- **GIVEN PROBLEM**: Search the listing below for the string "Sarah" and show each line that contains it.

- **Data entries**:
--------------------------------
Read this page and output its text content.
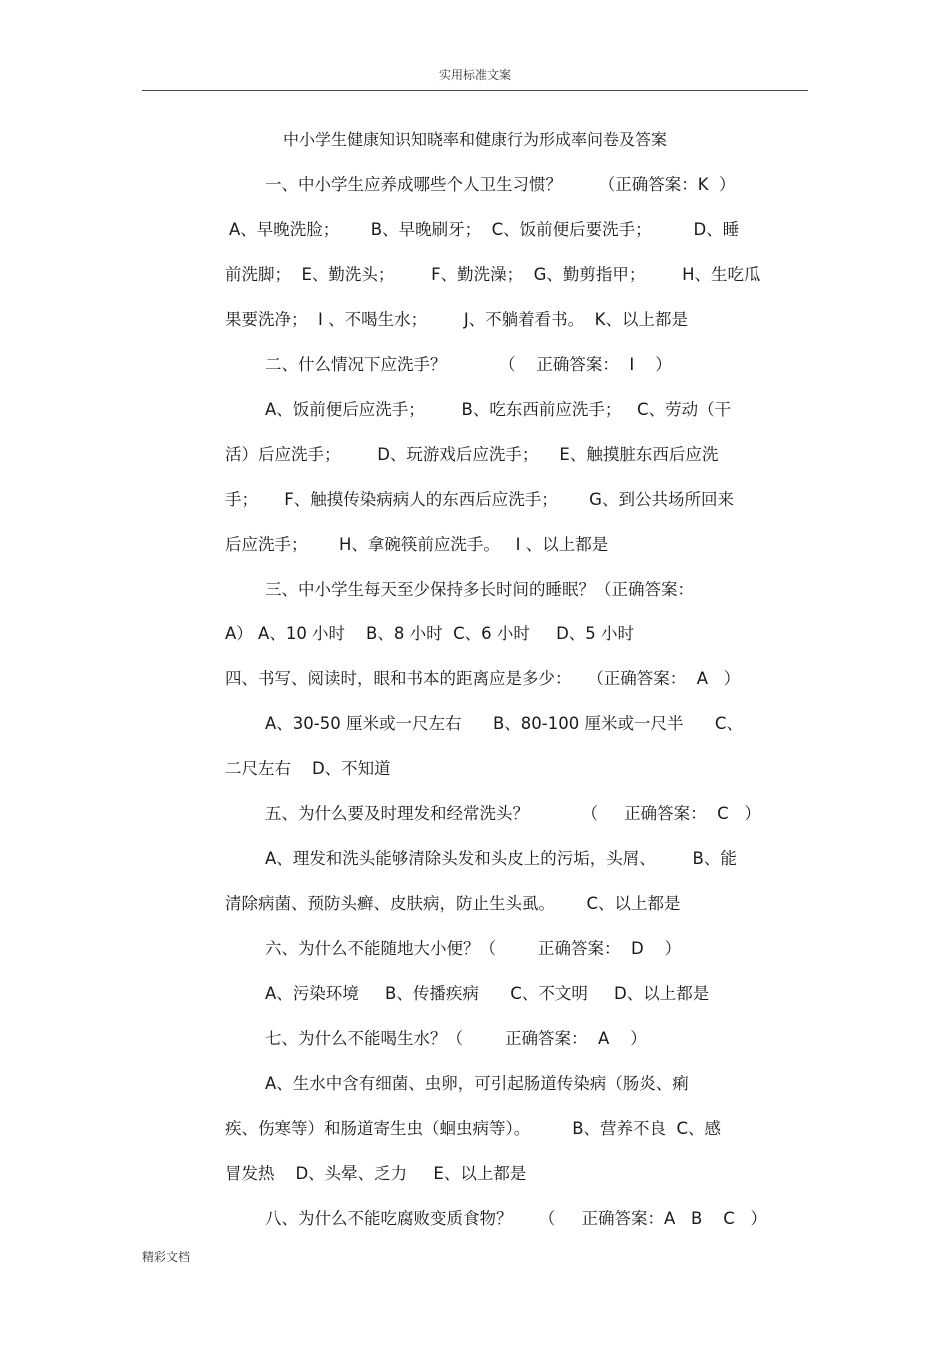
实用标准文案
中小学生健康知识知晓率和健康行为形成率问卷及答案
一、中小学生应养成哪些个人卫生习惯？       （正确答案：K  ）
A、早晚洗脸；      B、早晚刷牙；  C、饭前便后要洗手；        D、睡
前洗脚；  E、勤洗头；       F、勤洗澡；  G、勤剪指甲；       H、生吃瓜
果要洗净；  I 、不喝生水；       J、不躺着看书。  K、以上都是
二、什么情况下应洗手？          （    正确答案：  I    ）
A、饭前便后应洗手；       B、吃东西前应洗手；   C、劳动（干
活）后应洗手；       D、玩游戏后应洗手；    E、触摸脏东西后应洗
手；     F、触摸传染病病人的东西后应洗手；      G、到公共场所回来
后应洗手；      H、拿碗筷前应洗手。   I 、以上都是
三、中小学生每天至少保持多长时间的睡眠？（正确答案：
A） A、10 小时    B、8 小时  C、6 小时     D、5 小时
四、书写、阅读时，眼和书本的距离应是多少：   （正确答案：  A   ）
A、30-50 厘米或一尺左右      B、80-100 厘米或一尺半      C、
二尺左右    D、不知道
五、为什么要及时理发和经常洗头？          （     正确答案：  C   ）
A、理发和洗头能够清除头发和头皮上的污垢，头屑、       B、能
清除病菌、预防头癣、皮肤病，防止生头虱。      C、以上都是
六、为什么不能随地大小便？（        正确答案：  D    ）
A、污染环境     B、传播疾病      C、不文明     D、以上都是
七、为什么不能喝生水？（        正确答案：  A    ）
A、生水中含有细菌、虫卵，可引起肠道传染病（肠炎、痢
疾、伤寒等）和肠道寄生虫（蛔虫病等）。        B、营养不良  C、感
冒发热    D、头晕、乏力     E、以上都是
八、为什么不能吃腐败变质食物？     （     正确答案：A   B    C   ）
精彩文档
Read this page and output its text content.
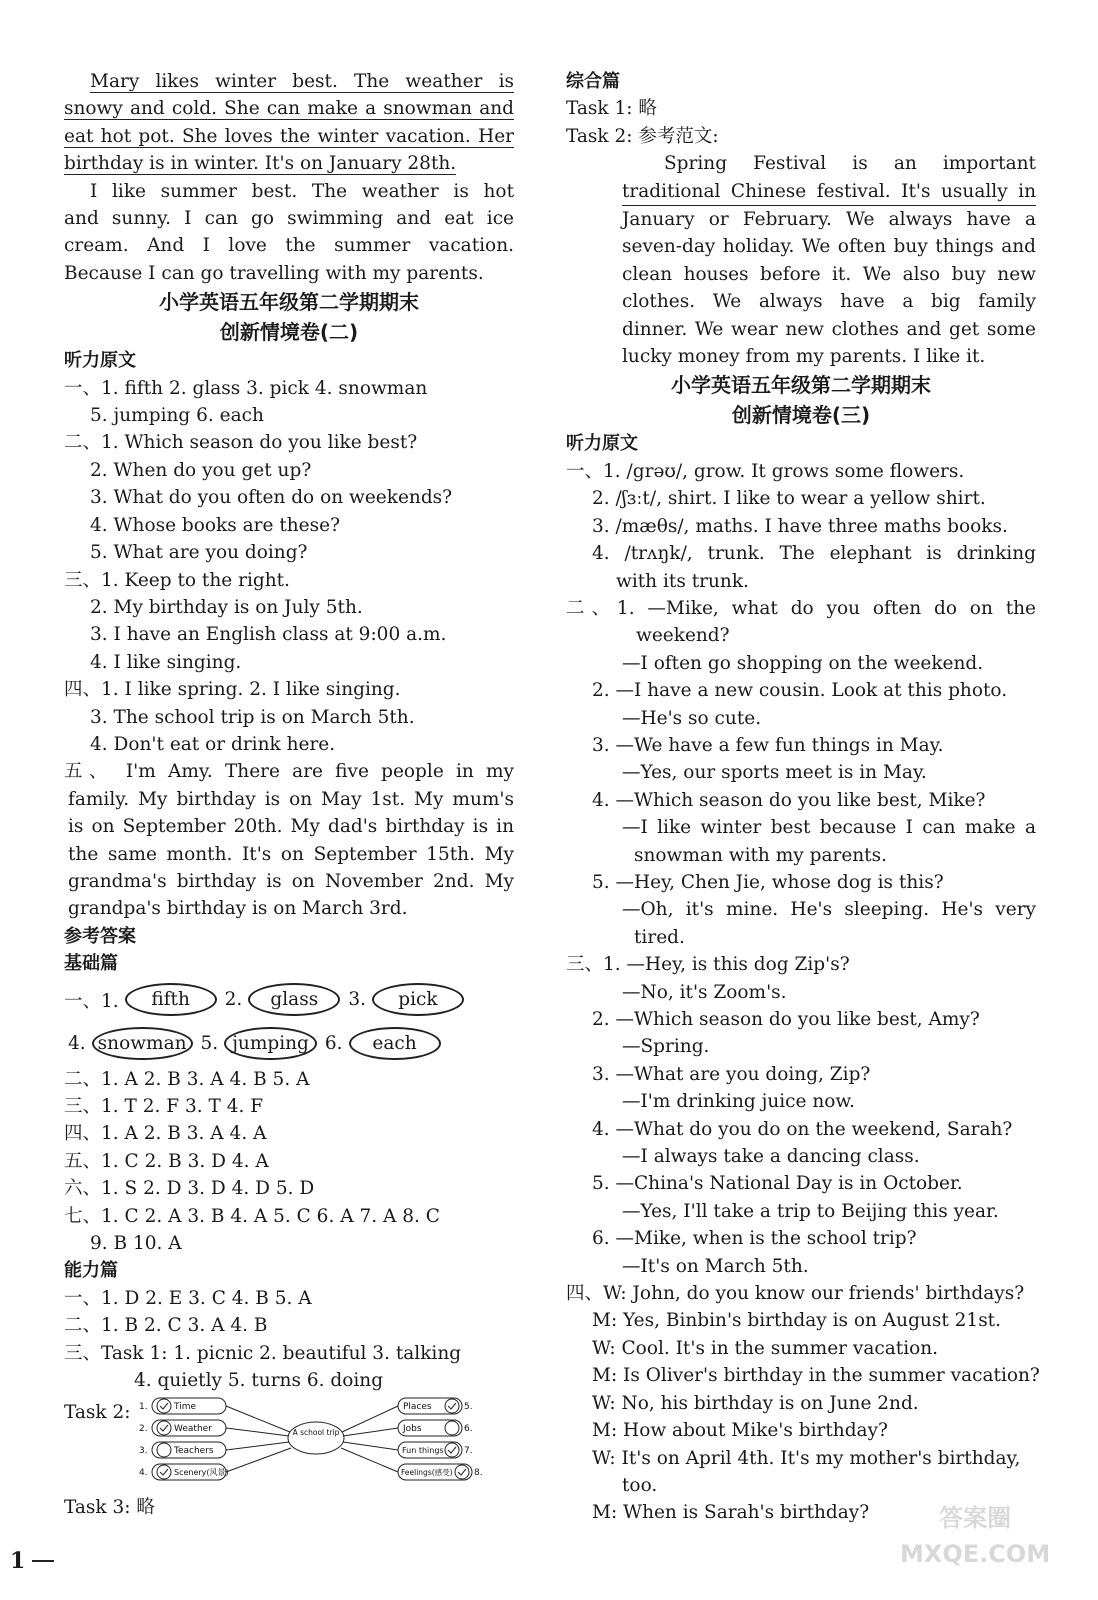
Mary likes winter best. The weather is
snowy and cold. She can make a snowman and
eat hot pot. She loves the winter vacation. Her
birthday is in winter. It's on January 28th.
I like summer best. The weather is hot
and sunny. I can go swimming and eat ice
cream. And I love the summer vacation.
Because I can go travelling with my parents.
小学英语五年级第二学期期末
创新情境卷(二)
听力原文
一、1. fifth 2. glass 3. pick 4. snowman
5. jumping 6. each
二、1. Which season do you like best?
2. When do you get up?
3. What do you often do on weekends?
4. Whose books are these?
5. What are you doing?
三、1. Keep to the right.
2. My birthday is on July 5th.
3. I have an English class at 9:00 a.m.
4. I like singing.
四、1. I like spring. 2. I like singing.
3. The school trip is on March 5th.
4. Don't eat or drink here.
五、 I'm Amy. There are five people in my
family. My birthday is on May 1st. My mum's
is on September 20th. My dad's birthday is in
the same month. It's on September 15th. My
grandma's birthday is on November 2nd. My
grandpa's birthday is on March 3rd.
参考答案
基础篇
一、1.	fifth	2.	glass	3.	pick
4. snowman 5. jumping 6.	each
二、1. A 2. B 3. A 4. B 5. A
三、1. T 2. F 3. T 4. F
四、1. A 2. B 3. A 4. A
五、1. C 2. B 3. D 4. A
六、1. S 2. D 3. D 4. D 5. D
七、1. C 2. A 3. B 4. A 5. C 6. A 7. A 8. C
9. B 10. A
能力篇
一、1. D 2. E 3. C 4. B 5. A
二、1. B 2. C 3. A 4. B
三、Task 1: 1. picnic 2. beautiful 3. talking
4. quietly 5. turns 6. doing
Task 2:
A school trip
1.	Time
2.	Weather
3.	Teachers
4.	Scenery(风景)
Places	5.
Jobs	6.
Fun things 7.
Feelings(感受) 8.
Task 3: 略
综合篇
Task 1: 略
Task 2: 参考范文:
Spring Festival is an important
traditional Chinese festival. It's usually in
January or February. We always have a
seven-day holiday. We often buy things and
clean houses before it. We also buy new
clothes. We always have a big family
dinner. We wear new clothes and get some
lucky money from my parents. I like it.
小学英语五年级第二学期期末
创新情境卷(三)
听力原文
一、1. /grəʊ/, grow. It grows some flowers.
2. /ʃɜːt/, shirt. I like to wear a yellow shirt.
3. /mæθs/, maths. I have three maths books.
4. /trʌŋk/, trunk. The elephant is drinking
with its trunk.
二、1. —Mike, what do you often do on the
weekend?
—I often go shopping on the weekend.
2. —I have a new cousin. Look at this photo.
—He's so cute.
3. —We have a few fun things in May.
—Yes, our sports meet is in May.
4. —Which season do you like best, Mike?
—I like winter best because I can make a
snowman with my parents.
5. —Hey, Chen Jie, whose dog is this?
—Oh, it's mine. He's sleeping. He's very
tired.
三、1. —Hey, is this dog Zip's?
—No, it's Zoom's.
2. —Which season do you like best, Amy?
—Spring.
3. —What are you doing, Zip?
—I'm drinking juice now.
4. —What do you do on the weekend, Sarah?
—I always take a dancing class.
5. —China's National Day is in October.
—Yes, I'll take a trip to Beijing this year.
6. —Mike, when is the school trip?
—It's on March 5th.
四、W: John, do you know our friends' birthdays?
M: Yes, Binbin's birthday is on August 21st.
W: Cool. It's in the summer vacation.
M: Is Oliver's birthday in the summer vacation?
W: No, his birthday is on June 2nd.
M: How about Mike's birthday?
W: It's on April 4th. It's my mother's birthday,
too.
M: When is Sarah's birthday?
1
答案圈
MXQE.COM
--------------------------------
- **OUTPUT FOR THIS EXERCISE**:
4. —What do you do on the weekend, Sarah?
M: When is Sarah's birthday?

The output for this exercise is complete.